**WORK TO DO:** Locate the word "this" in the data below, then copy every line that holds it.

**DATA LISTING:**
++++++++
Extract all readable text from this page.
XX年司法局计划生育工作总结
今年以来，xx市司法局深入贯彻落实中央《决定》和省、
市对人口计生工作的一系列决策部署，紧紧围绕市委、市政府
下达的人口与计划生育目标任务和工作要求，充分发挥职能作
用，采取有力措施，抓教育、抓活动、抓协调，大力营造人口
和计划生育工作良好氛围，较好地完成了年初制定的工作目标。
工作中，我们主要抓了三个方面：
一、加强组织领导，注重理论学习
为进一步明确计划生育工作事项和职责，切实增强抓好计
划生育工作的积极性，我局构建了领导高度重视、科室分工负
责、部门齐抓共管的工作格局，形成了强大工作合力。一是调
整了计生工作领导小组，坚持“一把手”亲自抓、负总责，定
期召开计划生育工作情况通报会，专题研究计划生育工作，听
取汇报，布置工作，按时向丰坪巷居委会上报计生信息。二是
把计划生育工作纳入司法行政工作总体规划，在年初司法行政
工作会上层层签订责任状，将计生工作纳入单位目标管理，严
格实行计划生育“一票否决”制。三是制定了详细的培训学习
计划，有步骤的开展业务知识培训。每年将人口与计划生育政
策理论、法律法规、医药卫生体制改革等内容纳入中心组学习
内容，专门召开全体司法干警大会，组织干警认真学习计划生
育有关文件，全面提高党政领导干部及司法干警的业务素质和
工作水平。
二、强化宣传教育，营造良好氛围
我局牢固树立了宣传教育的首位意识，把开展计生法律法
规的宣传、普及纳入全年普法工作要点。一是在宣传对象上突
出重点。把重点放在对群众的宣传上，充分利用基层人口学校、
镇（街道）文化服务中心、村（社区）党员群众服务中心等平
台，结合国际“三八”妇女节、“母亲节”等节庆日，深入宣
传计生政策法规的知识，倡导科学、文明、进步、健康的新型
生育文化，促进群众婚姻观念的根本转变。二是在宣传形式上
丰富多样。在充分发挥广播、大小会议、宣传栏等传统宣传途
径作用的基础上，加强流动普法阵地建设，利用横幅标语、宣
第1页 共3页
++++++++
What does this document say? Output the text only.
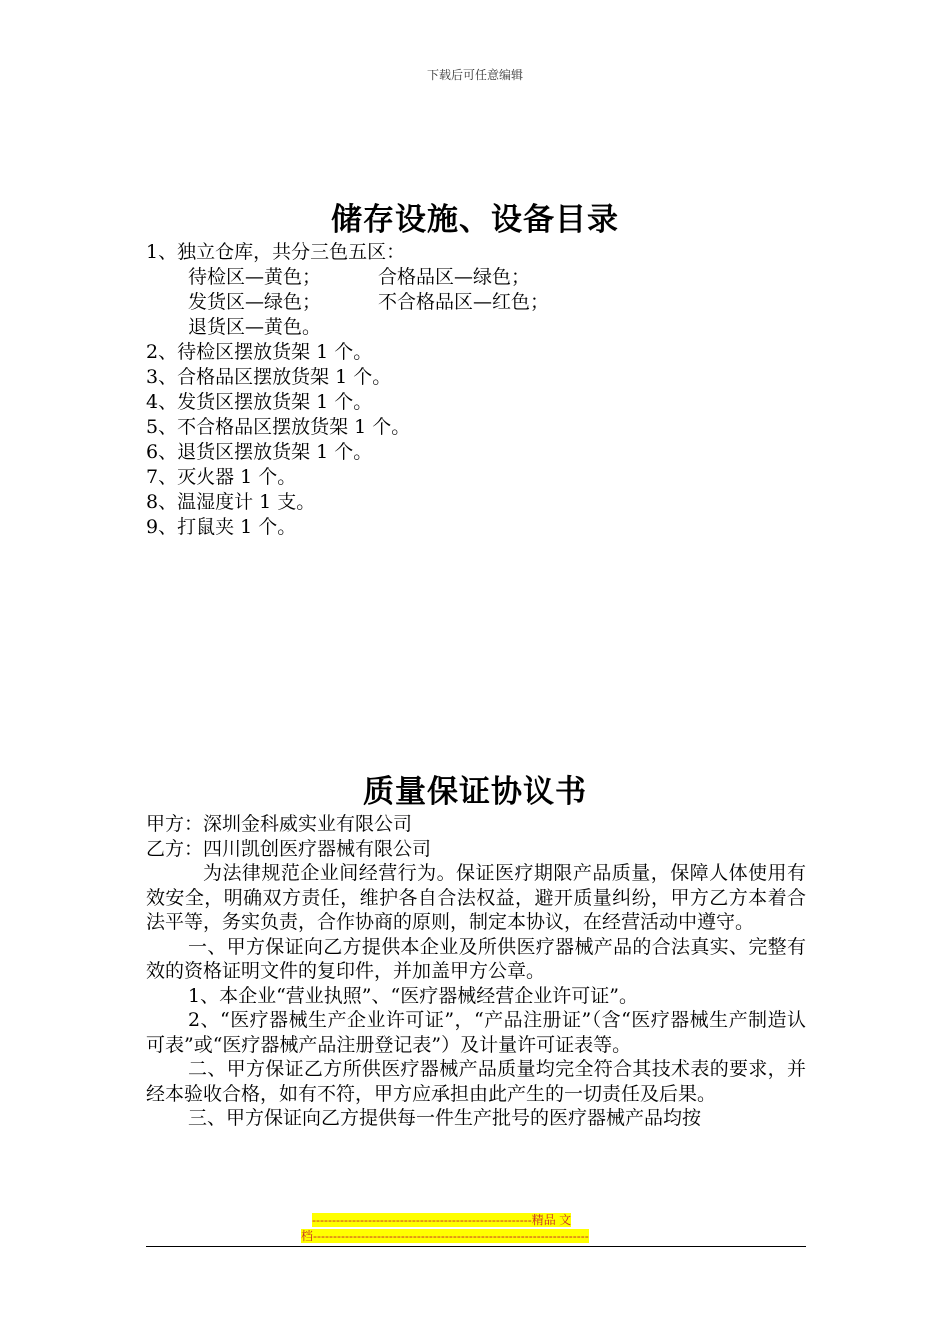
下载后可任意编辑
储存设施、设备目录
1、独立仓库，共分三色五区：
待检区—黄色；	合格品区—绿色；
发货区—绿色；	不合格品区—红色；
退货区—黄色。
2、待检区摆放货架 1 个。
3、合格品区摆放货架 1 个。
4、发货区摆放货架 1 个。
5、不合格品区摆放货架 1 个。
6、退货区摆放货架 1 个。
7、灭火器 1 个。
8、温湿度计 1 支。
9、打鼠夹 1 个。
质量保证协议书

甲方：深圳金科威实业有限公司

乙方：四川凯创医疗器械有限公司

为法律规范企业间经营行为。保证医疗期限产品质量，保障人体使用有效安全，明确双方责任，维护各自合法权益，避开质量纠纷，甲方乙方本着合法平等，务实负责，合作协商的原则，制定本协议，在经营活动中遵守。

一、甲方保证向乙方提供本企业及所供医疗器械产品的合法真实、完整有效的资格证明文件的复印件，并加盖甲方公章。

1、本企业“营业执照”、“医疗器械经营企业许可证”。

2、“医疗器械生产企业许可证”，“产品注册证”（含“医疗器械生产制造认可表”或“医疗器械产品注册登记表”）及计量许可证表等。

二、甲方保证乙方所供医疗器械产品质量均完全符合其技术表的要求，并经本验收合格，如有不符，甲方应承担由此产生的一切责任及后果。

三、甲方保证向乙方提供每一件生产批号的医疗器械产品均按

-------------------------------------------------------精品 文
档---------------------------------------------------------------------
++++++++
**TASK OUTPUT:**
Extract all readable text from this page.
What does this document say? Output the text only.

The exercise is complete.